**** GIVEN DATA ****

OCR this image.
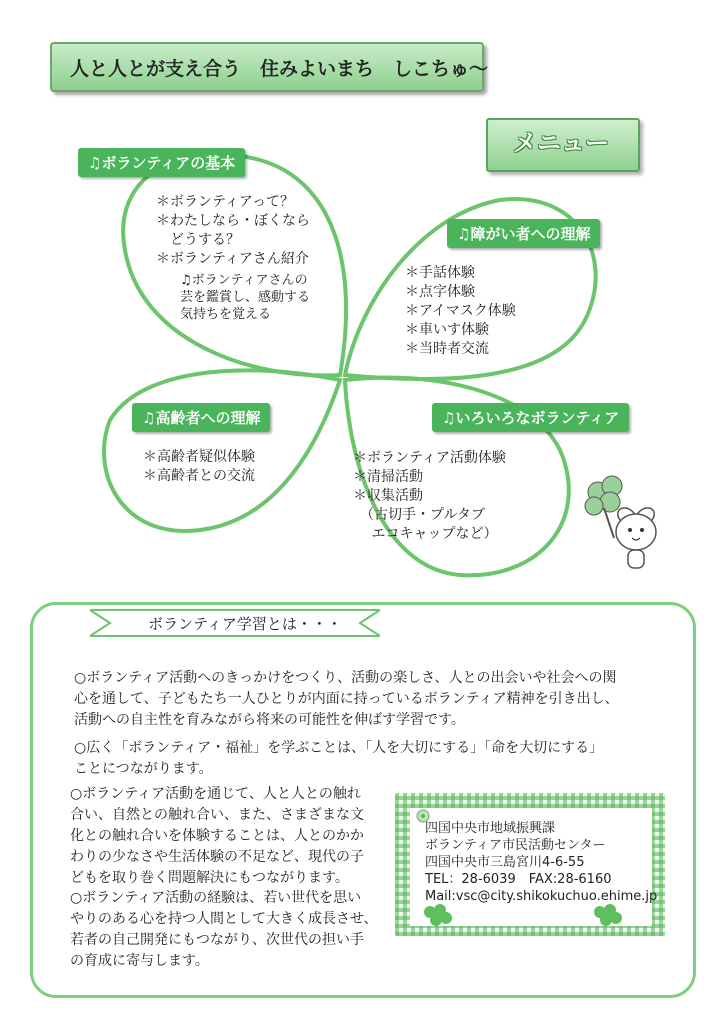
人と人とが支え合う　住みよいまち　しこちゅ～
メニュー
♫ボランティアの基本
＊ボランティアって？
＊わたしなら・ぼくなら
　どうする？
＊ボランティアさん紹介
♫ボランティアさんの
芸を鑑賞し、感動する
気持ちを覚える
♫障がい者への理解
＊手話体験
＊点字体験
＊アイマスク体験
＊車いす体験
＊当時者交流
♫高齢者への理解
＊高齢者疑似体験
＊高齢者との交流
♫いろいろなボランティア
＊ボランティア活動体験
＊清掃活動
＊収集活動
　（古切手・プルタブ
　 エコキャップなど）
ボランティア学習とは・・・
○ボランティア活動へのきっかけをつくり、活動の楽しさ、人との出会いや社会への関
心を通して、子どもたち一人ひとりが内面に持っているボランティア精神を引き出し、
活動への自主性を育みながら将来の可能性を伸ばす学習です。
○広く「ボランティア・福祉」を学ぶことは、「人を大切にする」「命を大切にする」
ことにつながります。
○ボランティア活動を通じて、人と人との触れ
合い、自然との触れ合い、また、さまざまな文
化との触れ合いを体験することは、人とのかか
わりの少なさや生活体験の不足など、現代の子
どもを取り巻く問題解決にもつながります。
○ボランティア活動の経験は、若い世代を思い
やりのある心を持つ人間として大きく成長させ、
若者の自己開発にもつながり、次世代の担い手
の育成に寄与します。
四国中央市地域振興課
ボランティア市民活動センター
四国中央市三島宮川4-6-55
TEL：28-6039　FAX:28-6160
Mail:vsc@city.shikokuchuo.ehime.jp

****

• **CHALLENGE**: Pictures are to be left out; all else in the entries above is to be quoted exactly.

• **SOLUTION**:
OCR this image.
人と人とが支え合う　住みよいまち　しこちゅ～
メニュー
♫ボランティアの基本
＊ボランティアって？
＊わたしなら・ぼくなら
　どうする？
＊ボランティアさん紹介
♫ボランティアさんの
芸を鑑賞し、感動する
気持ちを覚える
♫障がい者への理解
＊手話体験
＊点字体験
＊アイマスク体験
＊車いす体験
＊当時者交流
♫高齢者への理解
＊高齢者疑似体験
＊高齢者との交流
♫いろいろなボランティア
＊ボランティア活動体験
＊清掃活動
＊収集活動
　（古切手・プルタブ
　 エコキャップなど）
ボランティア学習とは・・・
○ボランティア活動へのきっかけをつくり、活動の楽しさ、人との出会いや社会への関
心を通して、子どもたち一人ひとりが内面に持っているボランティア精神を引き出し、
活動への自主性を育みながら将来の可能性を伸ばす学習です。
○広く「ボランティア・福祉」を学ぶことは、「人を大切にする」「命を大切にする」
ことにつながります。
○ボランティア活動を通じて、人と人との触れ
合い、自然との触れ合い、また、さまざまな文
化との触れ合いを体験することは、人とのかか
わりの少なさや生活体験の不足など、現代の子
どもを取り巻く問題解決にもつながります。
○ボランティア活動の経験は、若い世代を思い
やりのある心を持つ人間として大きく成長させ、
若者の自己開発にもつながり、次世代の担い手
の育成に寄与します。
四国中央市地域振興課
ボランティア市民活動センター
四国中央市三島宮川4-6-55
TEL：28-6039　FAX:28-6160
Mail:vsc@city.shikokuchuo.ehime.jp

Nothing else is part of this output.